-- START OF SUPPLIED ENTRIES --
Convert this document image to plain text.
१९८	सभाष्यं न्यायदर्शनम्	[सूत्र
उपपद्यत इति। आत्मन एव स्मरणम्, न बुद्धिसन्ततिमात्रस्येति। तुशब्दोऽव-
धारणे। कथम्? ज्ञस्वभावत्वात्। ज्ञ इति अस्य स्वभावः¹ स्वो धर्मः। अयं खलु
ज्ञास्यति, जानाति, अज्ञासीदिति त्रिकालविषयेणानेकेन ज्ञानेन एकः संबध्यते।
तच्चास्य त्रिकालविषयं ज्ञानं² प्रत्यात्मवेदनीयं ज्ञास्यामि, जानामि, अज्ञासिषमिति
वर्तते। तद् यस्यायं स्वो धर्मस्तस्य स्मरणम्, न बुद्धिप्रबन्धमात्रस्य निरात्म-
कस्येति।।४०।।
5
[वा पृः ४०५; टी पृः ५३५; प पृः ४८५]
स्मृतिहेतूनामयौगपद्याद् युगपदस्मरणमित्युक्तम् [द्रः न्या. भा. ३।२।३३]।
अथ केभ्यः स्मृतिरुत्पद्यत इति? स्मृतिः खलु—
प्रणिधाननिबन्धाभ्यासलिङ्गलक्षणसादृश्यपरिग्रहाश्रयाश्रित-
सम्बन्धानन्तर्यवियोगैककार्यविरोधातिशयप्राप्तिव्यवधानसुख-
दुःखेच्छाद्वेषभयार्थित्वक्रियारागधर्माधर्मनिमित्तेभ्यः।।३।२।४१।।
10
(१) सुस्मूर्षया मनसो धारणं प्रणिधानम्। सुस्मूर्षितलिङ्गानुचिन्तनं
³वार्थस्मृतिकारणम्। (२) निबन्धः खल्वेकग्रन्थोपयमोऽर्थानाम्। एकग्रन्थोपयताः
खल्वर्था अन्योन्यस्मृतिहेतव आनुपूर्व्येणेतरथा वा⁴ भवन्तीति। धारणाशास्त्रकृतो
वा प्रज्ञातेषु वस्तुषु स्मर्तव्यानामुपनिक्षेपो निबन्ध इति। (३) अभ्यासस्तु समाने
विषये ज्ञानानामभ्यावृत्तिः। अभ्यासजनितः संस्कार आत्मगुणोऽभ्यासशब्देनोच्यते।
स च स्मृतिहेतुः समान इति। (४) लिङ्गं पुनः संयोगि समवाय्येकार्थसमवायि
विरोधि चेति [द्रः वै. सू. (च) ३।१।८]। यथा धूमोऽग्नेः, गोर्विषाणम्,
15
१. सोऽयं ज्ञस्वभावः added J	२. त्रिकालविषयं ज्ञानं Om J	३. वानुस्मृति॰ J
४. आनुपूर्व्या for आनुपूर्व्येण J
-- END OF SUPPLIED ENTRIES --
**TASK GOAL:**
Show, from the listing above, each line that contains the word "मरणम".

**TASK SOLUTION:**
उपपद्यत इति। आत्मन एव स्मरणम्, न बुद्धिसन्ततिमात्रस्येति। तुशब्दोऽव-
वर्तते। तद् यस्यायं स्वो धर्मस्तस्य स्मरणम्, न बुद्धिप्रबन्धमात्रस्य निरात्म-
स्मृतिहेतूनामयौगपद्याद् युगपदस्मरणमित्युक्तम् [द्रः न्या. भा. ३।२।३३]।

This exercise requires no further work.